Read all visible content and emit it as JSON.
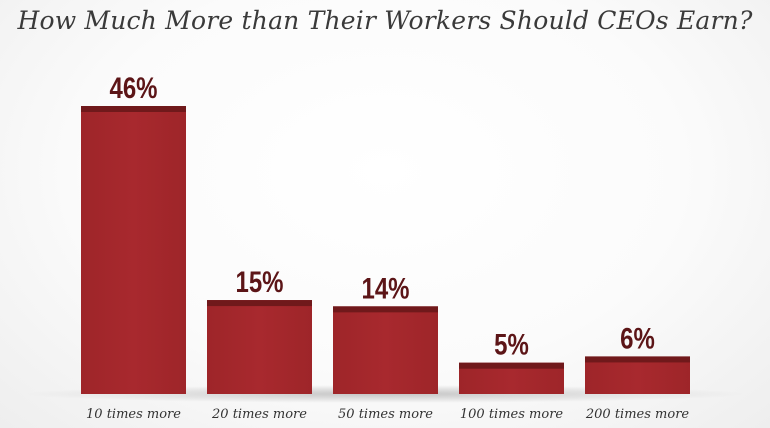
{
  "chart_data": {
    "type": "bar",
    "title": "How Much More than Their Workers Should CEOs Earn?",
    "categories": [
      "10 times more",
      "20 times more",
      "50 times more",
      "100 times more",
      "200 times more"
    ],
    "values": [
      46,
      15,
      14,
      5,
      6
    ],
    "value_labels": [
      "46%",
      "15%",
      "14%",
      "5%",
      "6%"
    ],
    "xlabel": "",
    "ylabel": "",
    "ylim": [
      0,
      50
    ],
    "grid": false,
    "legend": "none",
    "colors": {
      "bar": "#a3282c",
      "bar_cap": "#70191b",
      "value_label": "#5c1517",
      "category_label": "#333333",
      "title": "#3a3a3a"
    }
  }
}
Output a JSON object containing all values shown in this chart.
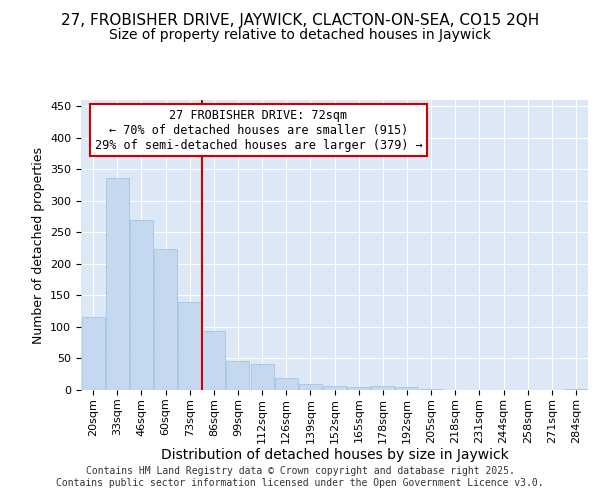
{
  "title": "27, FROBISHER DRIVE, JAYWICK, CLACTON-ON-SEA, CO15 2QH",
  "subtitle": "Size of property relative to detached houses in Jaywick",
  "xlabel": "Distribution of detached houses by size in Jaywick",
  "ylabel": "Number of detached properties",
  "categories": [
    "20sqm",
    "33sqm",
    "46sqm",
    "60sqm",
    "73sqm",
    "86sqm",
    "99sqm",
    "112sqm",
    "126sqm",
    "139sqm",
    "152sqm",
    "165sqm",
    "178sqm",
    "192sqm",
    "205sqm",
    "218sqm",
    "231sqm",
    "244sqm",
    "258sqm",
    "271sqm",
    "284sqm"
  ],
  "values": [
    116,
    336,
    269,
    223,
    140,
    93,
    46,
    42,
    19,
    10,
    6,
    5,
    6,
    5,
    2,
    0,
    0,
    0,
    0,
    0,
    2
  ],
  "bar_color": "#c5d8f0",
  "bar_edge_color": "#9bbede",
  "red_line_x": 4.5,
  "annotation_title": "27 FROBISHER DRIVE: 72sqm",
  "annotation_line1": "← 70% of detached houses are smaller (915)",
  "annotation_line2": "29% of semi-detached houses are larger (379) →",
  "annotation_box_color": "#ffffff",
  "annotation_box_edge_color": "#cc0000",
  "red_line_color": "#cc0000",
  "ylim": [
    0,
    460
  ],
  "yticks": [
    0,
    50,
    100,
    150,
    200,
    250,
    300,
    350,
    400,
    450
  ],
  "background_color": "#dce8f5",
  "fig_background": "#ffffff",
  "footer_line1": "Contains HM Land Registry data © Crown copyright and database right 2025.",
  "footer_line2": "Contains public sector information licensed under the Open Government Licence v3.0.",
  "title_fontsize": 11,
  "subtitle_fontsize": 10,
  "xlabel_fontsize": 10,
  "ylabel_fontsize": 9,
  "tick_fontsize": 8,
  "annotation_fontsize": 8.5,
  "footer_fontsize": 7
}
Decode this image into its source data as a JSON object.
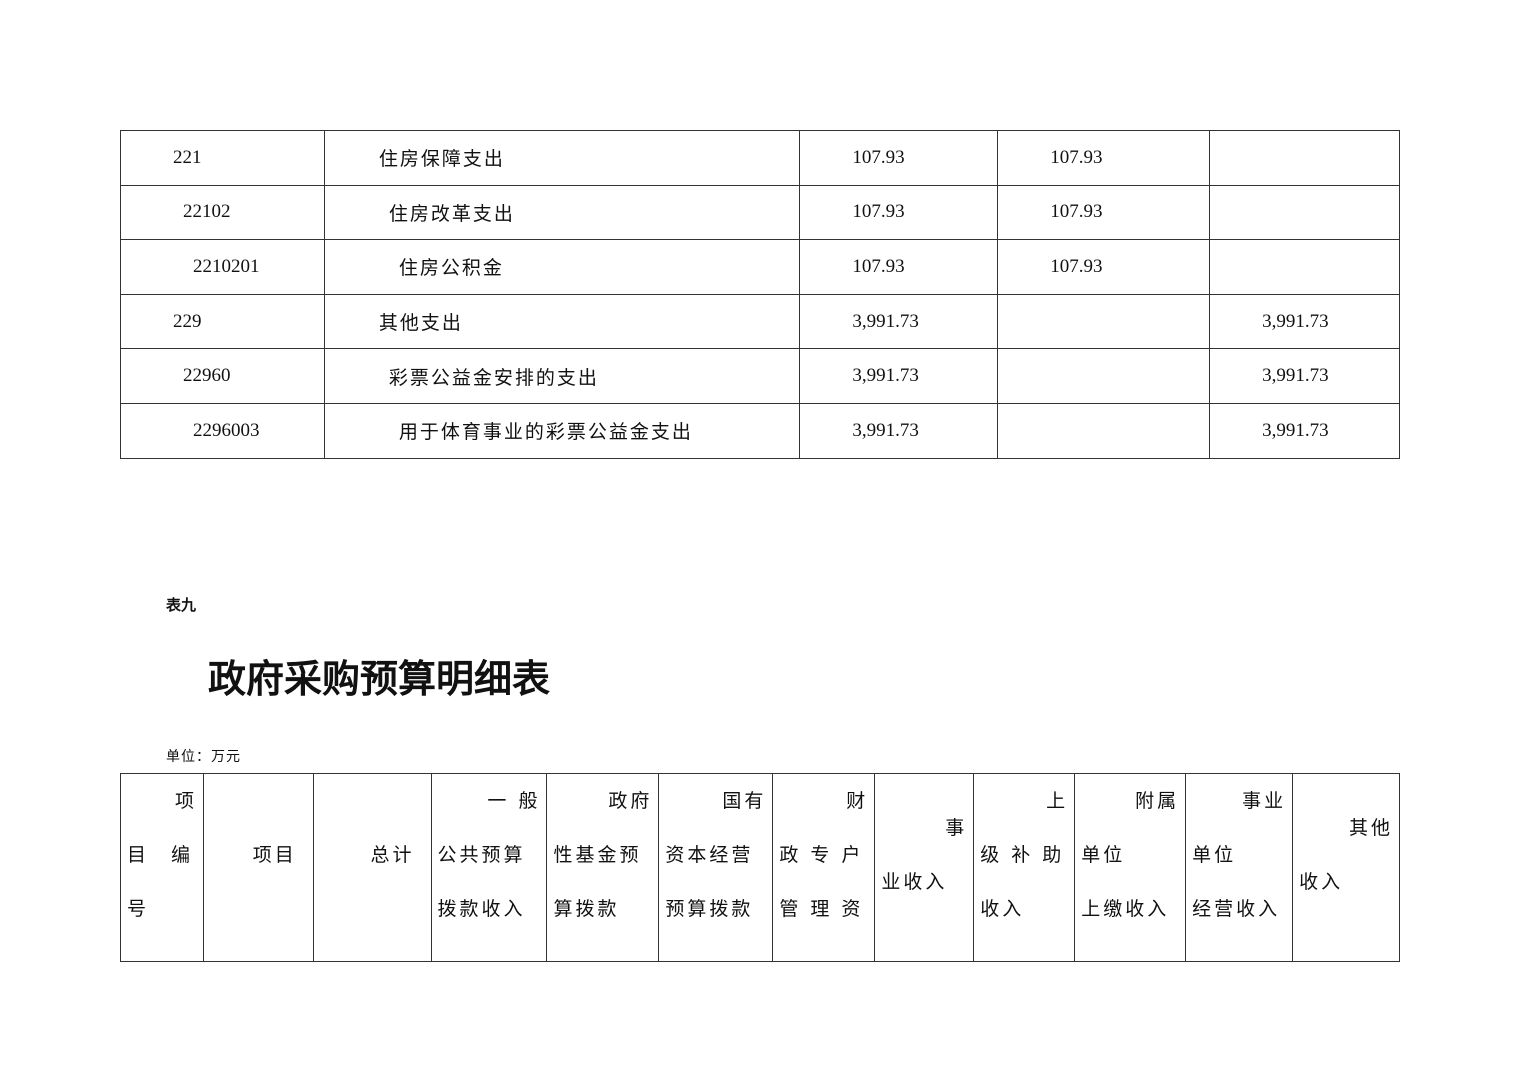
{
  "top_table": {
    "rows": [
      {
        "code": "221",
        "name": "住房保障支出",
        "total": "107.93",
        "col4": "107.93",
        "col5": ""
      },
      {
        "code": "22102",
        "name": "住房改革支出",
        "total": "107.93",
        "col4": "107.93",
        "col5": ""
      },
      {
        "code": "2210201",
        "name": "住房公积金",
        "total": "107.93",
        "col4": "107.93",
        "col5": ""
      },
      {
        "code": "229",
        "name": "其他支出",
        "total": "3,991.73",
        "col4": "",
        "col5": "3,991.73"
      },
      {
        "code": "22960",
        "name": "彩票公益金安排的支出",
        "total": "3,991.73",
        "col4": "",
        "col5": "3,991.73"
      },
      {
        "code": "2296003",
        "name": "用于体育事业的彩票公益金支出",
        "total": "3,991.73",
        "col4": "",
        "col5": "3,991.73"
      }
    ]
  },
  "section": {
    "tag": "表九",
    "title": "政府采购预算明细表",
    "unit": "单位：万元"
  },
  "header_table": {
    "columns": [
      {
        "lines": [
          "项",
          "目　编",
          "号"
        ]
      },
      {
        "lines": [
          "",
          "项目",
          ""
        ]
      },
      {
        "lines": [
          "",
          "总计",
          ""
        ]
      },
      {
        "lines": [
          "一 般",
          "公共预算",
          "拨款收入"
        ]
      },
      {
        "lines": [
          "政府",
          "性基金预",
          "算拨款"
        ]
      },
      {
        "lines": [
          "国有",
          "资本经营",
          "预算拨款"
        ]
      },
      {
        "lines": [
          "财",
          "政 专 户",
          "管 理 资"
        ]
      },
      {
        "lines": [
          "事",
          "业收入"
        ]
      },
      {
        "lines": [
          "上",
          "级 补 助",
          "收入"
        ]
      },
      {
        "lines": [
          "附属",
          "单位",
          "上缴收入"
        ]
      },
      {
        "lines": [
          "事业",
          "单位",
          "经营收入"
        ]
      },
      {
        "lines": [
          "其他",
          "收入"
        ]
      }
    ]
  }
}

Task description.
Copy the listing in full and without alteration, omitting every picture.

Solution for this exercise.
Read all visible content and emit it as JSON.
{
  "chart_data": {
    "type": "bar",
    "title": "How Much More than Their Workers Should CEOs Earn?",
    "categories": [
      "10 times more",
      "20 times more",
      "50 times more",
      "100 times more",
      "200 times more"
    ],
    "values": [
      46,
      15,
      14,
      5,
      6
    ],
    "value_labels": [
      "46%",
      "15%",
      "14%",
      "5%",
      "6%"
    ],
    "xlabel": "",
    "ylabel": "",
    "ylim": [
      0,
      50
    ],
    "grid": false,
    "legend": "none",
    "colors": {
      "bar": "#a3282c",
      "bar_cap": "#70191b",
      "value_label": "#5c1517",
      "category_label": "#333333",
      "title": "#3a3a3a"
    }
  }
}
Output a JSON object containing all values shown in this chart.
{
  "title": "27, FROBISHER DRIVE, JAYWICK, CLACTON-ON-SEA, CO15 2QH",
  "subtitle": "Size of property relative to detached houses in Jaywick",
  "xlabel": "Distribution of detached houses by size in Jaywick",
  "ylabel": "Number of detached properties",
  "categories": [
    "20sqm",
    "33sqm",
    "46sqm",
    "60sqm",
    "73sqm",
    "86sqm",
    "99sqm",
    "112sqm",
    "126sqm",
    "139sqm",
    "152sqm",
    "165sqm",
    "178sqm",
    "192sqm",
    "205sqm",
    "218sqm",
    "231sqm",
    "244sqm",
    "258sqm",
    "271sqm",
    "284sqm"
  ],
  "values": [
    116,
    336,
    269,
    223,
    140,
    93,
    46,
    42,
    19,
    10,
    6,
    5,
    6,
    5,
    2,
    0,
    0,
    0,
    0,
    0,
    2
  ],
  "bar_color": "#c5d8f0",
  "bar_edge_color": "#9bbede",
  "red_line_x": 4.5,
  "annotation_title": "27 FROBISHER DRIVE: 72sqm",
  "annotation_line1": "← 70% of detached houses are smaller (915)",
  "annotation_line2": "29% of semi-detached houses are larger (379) →",
  "annotation_box_color": "#ffffff",
  "annotation_box_edge_color": "#cc0000",
  "red_line_color": "#cc0000",
  "ylim": [
    0,
    460
  ],
  "yticks": [
    0,
    50,
    100,
    150,
    200,
    250,
    300,
    350,
    400,
    450
  ],
  "background_color": "#dce8f5",
  "fig_background": "#ffffff",
  "footer_line1": "Contains HM Land Registry data © Crown copyright and database right 2025.",
  "footer_line2": "Contains public sector information licensed under the Open Government Licence v3.0.",
  "title_fontsize": 11,
  "subtitle_fontsize": 10,
  "xlabel_fontsize": 10,
  "ylabel_fontsize": 9,
  "tick_fontsize": 8,
  "annotation_fontsize": 8.5,
  "footer_fontsize": 7
}
Decode this image into its source data as a JSON object.
{
  "top_table": {
    "rows": [
      {
        "code": "221",
        "name": "住房保障支出",
        "total": "107.93",
        "col4": "107.93",
        "col5": ""
      },
      {
        "code": "22102",
        "name": "住房改革支出",
        "total": "107.93",
        "col4": "107.93",
        "col5": ""
      },
      {
        "code": "2210201",
        "name": "住房公积金",
        "total": "107.93",
        "col4": "107.93",
        "col5": ""
      },
      {
        "code": "229",
        "name": "其他支出",
        "total": "3,991.73",
        "col4": "",
        "col5": "3,991.73"
      },
      {
        "code": "22960",
        "name": "彩票公益金安排的支出",
        "total": "3,991.73",
        "col4": "",
        "col5": "3,991.73"
      },
      {
        "code": "2296003",
        "name": "用于体育事业的彩票公益金支出",
        "total": "3,991.73",
        "col4": "",
        "col5": "3,991.73"
      }
    ]
  },
  "section": {
    "tag": "表九",
    "title": "政府采购预算明细表",
    "unit": "单位：万元"
  },
  "header_table": {
    "columns": [
      {
        "lines": [
          "项",
          "目　编",
          "号"
        ]
      },
      {
        "lines": [
          "",
          "项目",
          ""
        ]
      },
      {
        "lines": [
          "",
          "总计",
          ""
        ]
      },
      {
        "lines": [
          "一 般",
          "公共预算",
          "拨款收入"
        ]
      },
      {
        "lines": [
          "政府",
          "性基金预",
          "算拨款"
        ]
      },
      {
        "lines": [
          "国有",
          "资本经营",
          "预算拨款"
        ]
      },
      {
        "lines": [
          "财",
          "政 专 户",
          "管 理 资"
        ]
      },
      {
        "lines": [
          "事",
          "业收入"
        ]
      },
      {
        "lines": [
          "上",
          "级 补 助",
          "收入"
        ]
      },
      {
        "lines": [
          "附属",
          "单位",
          "上缴收入"
        ]
      },
      {
        "lines": [
          "事业",
          "单位",
          "经营收入"
        ]
      },
      {
        "lines": [
          "其他",
          "收入"
        ]
      }
    ]
  }
}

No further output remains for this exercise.